[WHAT YOU HAVE TO DO]
Give the number of lines that include the string "description", nothing more.

[RECORDS SUPPLIED]
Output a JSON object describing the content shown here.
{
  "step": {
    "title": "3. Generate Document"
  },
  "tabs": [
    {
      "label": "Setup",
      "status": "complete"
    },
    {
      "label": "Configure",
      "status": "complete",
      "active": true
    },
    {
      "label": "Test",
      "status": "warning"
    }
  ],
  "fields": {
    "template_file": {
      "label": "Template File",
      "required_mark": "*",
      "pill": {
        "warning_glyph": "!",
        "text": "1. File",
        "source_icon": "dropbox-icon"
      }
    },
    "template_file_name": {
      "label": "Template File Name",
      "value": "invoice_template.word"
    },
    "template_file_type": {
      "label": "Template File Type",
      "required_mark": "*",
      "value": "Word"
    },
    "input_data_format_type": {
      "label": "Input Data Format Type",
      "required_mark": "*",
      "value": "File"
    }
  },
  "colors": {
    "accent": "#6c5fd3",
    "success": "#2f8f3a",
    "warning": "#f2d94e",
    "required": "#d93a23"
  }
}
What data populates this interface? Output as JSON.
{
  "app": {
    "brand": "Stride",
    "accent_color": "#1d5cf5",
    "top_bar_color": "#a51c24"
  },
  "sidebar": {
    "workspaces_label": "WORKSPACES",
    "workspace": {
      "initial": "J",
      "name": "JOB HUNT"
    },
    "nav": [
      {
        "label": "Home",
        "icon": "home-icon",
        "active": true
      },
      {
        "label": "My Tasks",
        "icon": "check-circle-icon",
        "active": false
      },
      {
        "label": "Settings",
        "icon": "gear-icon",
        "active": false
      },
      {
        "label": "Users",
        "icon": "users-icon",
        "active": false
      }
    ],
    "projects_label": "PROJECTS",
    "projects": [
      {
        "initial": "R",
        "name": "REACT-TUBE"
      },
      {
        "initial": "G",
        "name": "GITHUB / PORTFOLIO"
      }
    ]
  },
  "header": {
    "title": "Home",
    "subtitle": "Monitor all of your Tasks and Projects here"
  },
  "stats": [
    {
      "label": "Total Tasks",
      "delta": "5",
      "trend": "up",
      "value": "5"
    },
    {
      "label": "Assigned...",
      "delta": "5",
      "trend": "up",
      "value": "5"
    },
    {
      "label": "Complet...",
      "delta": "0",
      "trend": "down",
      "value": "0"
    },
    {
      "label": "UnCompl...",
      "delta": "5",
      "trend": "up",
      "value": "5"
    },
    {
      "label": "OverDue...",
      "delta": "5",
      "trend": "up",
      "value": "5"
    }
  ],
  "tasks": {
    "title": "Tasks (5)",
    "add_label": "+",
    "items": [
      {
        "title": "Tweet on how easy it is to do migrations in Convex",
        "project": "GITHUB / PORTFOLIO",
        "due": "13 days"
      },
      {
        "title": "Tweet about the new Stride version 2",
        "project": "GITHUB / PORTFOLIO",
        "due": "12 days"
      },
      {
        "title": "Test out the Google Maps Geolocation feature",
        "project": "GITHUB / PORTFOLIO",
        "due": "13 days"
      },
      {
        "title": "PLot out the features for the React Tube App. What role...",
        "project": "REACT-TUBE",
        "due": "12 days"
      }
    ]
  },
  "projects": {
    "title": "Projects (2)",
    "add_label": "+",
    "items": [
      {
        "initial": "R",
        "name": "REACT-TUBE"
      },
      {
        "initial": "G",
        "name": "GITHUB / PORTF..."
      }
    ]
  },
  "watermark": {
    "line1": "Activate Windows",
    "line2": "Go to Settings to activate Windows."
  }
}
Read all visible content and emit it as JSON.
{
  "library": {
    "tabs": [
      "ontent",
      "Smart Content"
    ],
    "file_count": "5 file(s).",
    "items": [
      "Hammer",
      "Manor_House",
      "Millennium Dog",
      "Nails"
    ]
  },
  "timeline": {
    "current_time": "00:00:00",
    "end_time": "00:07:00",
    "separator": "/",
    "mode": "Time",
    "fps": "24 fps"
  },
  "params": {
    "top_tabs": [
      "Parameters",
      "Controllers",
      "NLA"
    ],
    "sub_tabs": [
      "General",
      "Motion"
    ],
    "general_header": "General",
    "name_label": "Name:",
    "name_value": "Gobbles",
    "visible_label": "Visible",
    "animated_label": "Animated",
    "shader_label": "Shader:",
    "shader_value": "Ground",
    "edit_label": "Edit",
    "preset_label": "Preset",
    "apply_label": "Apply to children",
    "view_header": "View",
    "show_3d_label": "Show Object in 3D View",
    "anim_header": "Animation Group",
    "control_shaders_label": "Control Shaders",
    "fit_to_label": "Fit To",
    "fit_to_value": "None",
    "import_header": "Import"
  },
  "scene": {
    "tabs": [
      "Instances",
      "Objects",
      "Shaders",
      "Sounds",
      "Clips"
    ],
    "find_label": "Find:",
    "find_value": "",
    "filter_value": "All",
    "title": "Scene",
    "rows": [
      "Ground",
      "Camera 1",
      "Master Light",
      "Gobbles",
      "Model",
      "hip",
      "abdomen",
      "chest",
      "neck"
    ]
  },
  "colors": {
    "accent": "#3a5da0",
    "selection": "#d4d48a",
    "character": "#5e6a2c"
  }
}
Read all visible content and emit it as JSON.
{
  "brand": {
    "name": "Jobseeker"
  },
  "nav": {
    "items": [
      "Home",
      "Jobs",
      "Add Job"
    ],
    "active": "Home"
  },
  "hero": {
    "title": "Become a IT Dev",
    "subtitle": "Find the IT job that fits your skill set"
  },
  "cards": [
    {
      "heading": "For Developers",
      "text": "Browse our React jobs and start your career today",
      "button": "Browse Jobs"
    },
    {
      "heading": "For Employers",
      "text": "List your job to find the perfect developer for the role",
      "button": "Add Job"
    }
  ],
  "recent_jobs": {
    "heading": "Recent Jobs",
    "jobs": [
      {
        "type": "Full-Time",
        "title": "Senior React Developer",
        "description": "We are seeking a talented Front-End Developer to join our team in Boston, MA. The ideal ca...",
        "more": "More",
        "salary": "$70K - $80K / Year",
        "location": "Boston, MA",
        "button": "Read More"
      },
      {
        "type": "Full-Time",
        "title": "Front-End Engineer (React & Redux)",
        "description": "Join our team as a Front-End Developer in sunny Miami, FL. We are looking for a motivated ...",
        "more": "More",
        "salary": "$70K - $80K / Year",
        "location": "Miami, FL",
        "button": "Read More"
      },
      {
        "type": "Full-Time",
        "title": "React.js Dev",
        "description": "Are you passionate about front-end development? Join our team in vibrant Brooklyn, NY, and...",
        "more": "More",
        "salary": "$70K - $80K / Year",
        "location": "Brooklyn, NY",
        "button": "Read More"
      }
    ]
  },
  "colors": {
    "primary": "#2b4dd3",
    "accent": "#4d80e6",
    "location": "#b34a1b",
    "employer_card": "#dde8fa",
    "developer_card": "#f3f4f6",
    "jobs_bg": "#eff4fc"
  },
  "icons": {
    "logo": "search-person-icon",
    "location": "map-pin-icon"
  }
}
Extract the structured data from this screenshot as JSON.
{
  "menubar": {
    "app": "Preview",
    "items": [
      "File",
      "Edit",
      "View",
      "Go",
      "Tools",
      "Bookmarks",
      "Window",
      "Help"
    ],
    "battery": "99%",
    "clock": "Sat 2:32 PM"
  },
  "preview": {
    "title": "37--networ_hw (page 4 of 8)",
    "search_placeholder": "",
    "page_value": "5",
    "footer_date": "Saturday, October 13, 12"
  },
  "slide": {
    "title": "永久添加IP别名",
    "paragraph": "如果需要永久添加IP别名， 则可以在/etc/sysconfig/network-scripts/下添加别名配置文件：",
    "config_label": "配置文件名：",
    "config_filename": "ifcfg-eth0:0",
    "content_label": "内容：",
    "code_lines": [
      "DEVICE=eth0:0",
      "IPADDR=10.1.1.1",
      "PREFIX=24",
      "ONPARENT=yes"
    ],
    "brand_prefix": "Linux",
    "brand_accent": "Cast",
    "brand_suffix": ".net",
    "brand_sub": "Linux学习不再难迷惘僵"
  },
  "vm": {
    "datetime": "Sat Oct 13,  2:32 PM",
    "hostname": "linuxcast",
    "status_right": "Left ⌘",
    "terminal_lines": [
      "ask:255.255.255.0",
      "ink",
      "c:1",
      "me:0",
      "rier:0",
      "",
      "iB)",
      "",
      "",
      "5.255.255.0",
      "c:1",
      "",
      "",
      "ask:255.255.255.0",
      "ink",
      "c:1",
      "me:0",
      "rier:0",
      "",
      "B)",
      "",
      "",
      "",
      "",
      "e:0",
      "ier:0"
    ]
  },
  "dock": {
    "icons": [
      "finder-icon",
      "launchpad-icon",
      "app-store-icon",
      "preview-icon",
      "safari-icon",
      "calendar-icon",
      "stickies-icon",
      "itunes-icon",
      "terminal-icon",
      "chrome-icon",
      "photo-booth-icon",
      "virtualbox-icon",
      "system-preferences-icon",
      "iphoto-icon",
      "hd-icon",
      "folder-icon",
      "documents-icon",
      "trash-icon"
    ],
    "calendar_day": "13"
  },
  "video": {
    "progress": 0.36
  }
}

[FULL OUTPUT]
3